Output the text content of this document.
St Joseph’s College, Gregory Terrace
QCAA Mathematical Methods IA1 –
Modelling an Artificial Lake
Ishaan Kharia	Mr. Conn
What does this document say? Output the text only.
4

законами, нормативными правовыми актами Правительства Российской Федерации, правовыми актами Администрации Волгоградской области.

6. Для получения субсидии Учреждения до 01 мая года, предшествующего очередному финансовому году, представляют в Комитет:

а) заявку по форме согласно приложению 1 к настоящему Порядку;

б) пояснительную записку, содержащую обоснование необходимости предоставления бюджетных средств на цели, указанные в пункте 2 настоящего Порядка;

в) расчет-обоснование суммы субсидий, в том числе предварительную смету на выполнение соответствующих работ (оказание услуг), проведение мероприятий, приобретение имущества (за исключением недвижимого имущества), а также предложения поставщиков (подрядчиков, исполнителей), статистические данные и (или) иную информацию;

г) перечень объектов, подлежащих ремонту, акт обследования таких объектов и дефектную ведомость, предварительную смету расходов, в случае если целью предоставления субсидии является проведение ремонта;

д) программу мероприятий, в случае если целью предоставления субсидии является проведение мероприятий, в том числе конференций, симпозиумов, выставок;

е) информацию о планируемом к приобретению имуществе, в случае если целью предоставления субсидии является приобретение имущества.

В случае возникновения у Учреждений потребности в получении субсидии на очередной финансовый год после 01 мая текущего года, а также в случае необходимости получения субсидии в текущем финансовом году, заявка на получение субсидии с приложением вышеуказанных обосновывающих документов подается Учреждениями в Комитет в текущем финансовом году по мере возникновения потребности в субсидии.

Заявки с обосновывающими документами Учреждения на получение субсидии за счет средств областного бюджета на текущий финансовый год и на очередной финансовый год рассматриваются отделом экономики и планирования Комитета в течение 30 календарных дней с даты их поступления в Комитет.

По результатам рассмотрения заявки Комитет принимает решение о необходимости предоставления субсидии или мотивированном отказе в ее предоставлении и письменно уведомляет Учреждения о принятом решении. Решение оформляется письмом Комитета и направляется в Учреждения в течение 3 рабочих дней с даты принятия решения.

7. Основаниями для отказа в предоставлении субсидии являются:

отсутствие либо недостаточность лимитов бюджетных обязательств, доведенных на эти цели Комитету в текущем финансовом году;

=-=-=-=-=

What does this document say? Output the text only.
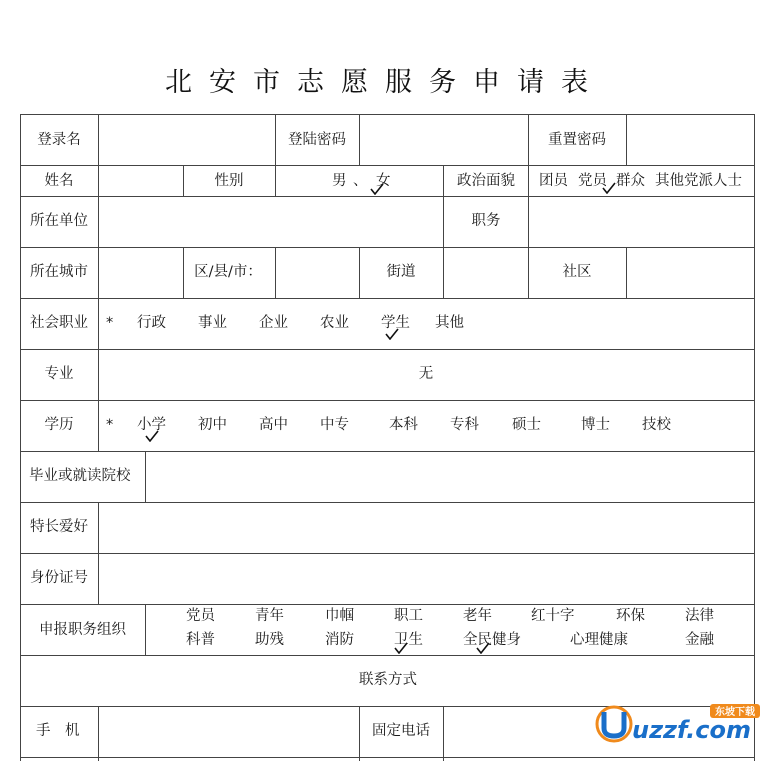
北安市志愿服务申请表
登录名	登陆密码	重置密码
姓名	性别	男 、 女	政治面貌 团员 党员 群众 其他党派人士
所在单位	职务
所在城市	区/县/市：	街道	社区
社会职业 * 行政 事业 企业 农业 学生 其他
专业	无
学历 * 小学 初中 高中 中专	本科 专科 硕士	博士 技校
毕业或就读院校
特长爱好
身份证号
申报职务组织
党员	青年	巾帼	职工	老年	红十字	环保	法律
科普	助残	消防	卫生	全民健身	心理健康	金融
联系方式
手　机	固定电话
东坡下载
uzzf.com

=-=-=-=-=

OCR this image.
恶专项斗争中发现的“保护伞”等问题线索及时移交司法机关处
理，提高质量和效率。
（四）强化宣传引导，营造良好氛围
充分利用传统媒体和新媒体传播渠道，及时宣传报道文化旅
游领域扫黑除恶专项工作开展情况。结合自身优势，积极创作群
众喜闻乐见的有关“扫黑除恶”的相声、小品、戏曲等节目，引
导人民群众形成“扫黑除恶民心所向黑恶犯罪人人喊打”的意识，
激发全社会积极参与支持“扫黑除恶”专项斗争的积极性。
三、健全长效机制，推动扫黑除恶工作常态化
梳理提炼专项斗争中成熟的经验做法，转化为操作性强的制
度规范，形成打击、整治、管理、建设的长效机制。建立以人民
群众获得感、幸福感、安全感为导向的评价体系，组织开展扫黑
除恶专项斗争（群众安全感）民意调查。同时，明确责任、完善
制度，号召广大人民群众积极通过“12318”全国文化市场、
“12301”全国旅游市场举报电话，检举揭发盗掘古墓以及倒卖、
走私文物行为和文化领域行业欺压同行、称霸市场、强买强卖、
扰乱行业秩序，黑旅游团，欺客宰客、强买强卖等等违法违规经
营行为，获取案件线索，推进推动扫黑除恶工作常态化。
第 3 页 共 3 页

=-=-=-=-=

### [What is expected]
Count every line bearing the word "получение"; report the total only.

### [Response to the task]
2